Directions:
Here are records with pictures in them. Copy all of them exactly and leave the pictures out.

Record list:
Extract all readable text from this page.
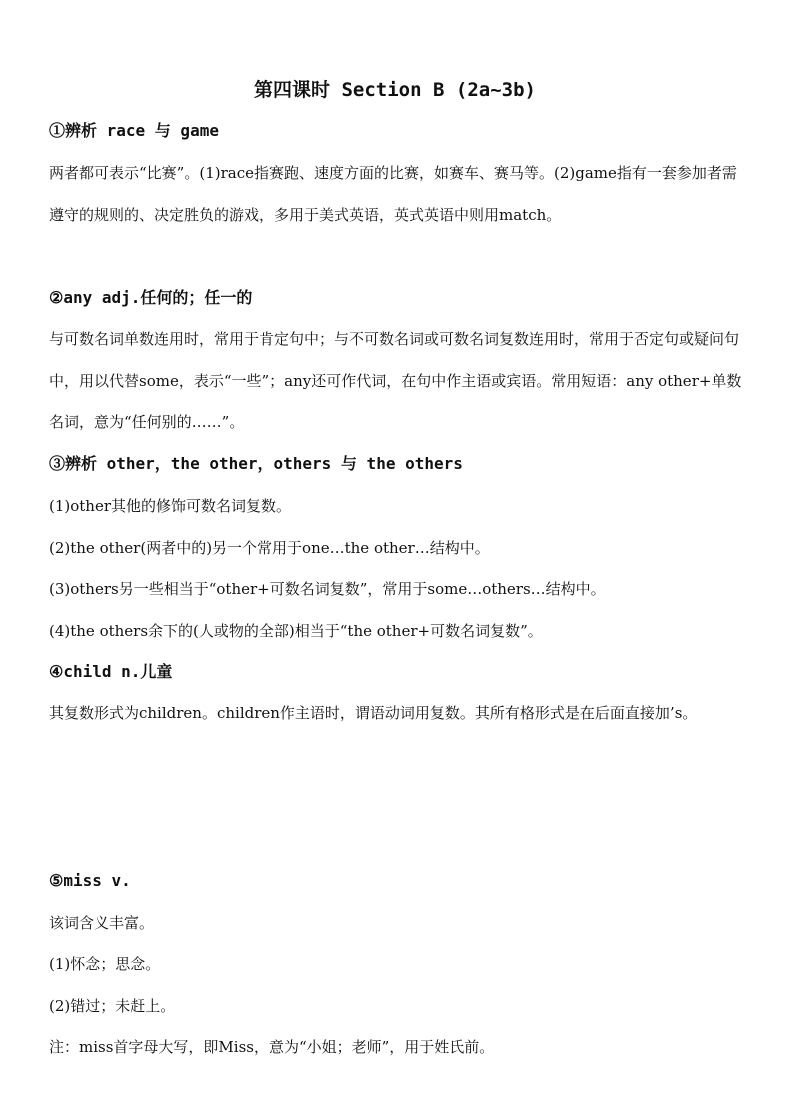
第四课时 Section B (2a~3b)
①辨析 race 与 game

两者都可表示“比赛”。(1)race指赛跑、速度方面的比赛，如赛车、赛马等。(2)game指有一套参加者需遵守的规则的、决定胜负的游戏，多用于美式英语，英式英语中则用match。

②any adj.任何的；任一的

与可数名词单数连用时，常用于肯定句中；与不可数名词或可数名词复数连用时，常用于否定句或疑问句中，用以代替some，表示“一些”；any还可作代词，在句中作主语或宾语。常用短语：any other+单数名词，意为“任何别的……”。

③辨析 other，the other，others 与 the others
(1)other其他的修饰可数名词复数。
(2)the other(两者中的)另一个常用于one…the other…结构中。
(3)others另一些相当于“other+可数名词复数”，常用于some…others…结构中。
(4)the others余下的(人或物的全部)相当于“the other+可数名词复数”。
④child n.儿童

其复数形式为children。children作主语时，谓语动词用复数。其所有格形式是在后面直接加’s。

⑤miss v.
该词含义丰富。
(1)怀念；思念。
(2)错过；未赶上。
注：miss首字母大写，即Miss，意为“小姐；老师”，用于姓氏前。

Response to the exercise:
Extract all readable text from this page.
第四课时 Section B (2a~3b)
①辨析 race 与 game

两者都可表示“比赛”。(1)race指赛跑、速度方面的比赛，如赛车、赛马等。(2)game指有一套参加者需遵守的规则的、决定胜负的游戏，多用于美式英语，英式英语中则用match。

②any adj.任何的；任一的

与可数名词单数连用时，常用于肯定句中；与不可数名词或可数名词复数连用时，常用于否定句或疑问句中，用以代替some，表示“一些”；any还可作代词，在句中作主语或宾语。常用短语：any other+单数名词，意为“任何别的……”。

③辨析 other，the other，others 与 the others
(1)other其他的修饰可数名词复数。
(2)the other(两者中的)另一个常用于one…the other…结构中。
(3)others另一些相当于“other+可数名词复数”，常用于some…others…结构中。
(4)the others余下的(人或物的全部)相当于“the other+可数名词复数”。
④child n.儿童

其复数形式为children。children作主语时，谓语动词用复数。其所有格形式是在后面直接加’s。

⑤miss v.
该词含义丰富。
(1)怀念；思念。
(2)错过；未赶上。
注：miss首字母大写，即Miss，意为“小姐；老师”，用于姓氏前。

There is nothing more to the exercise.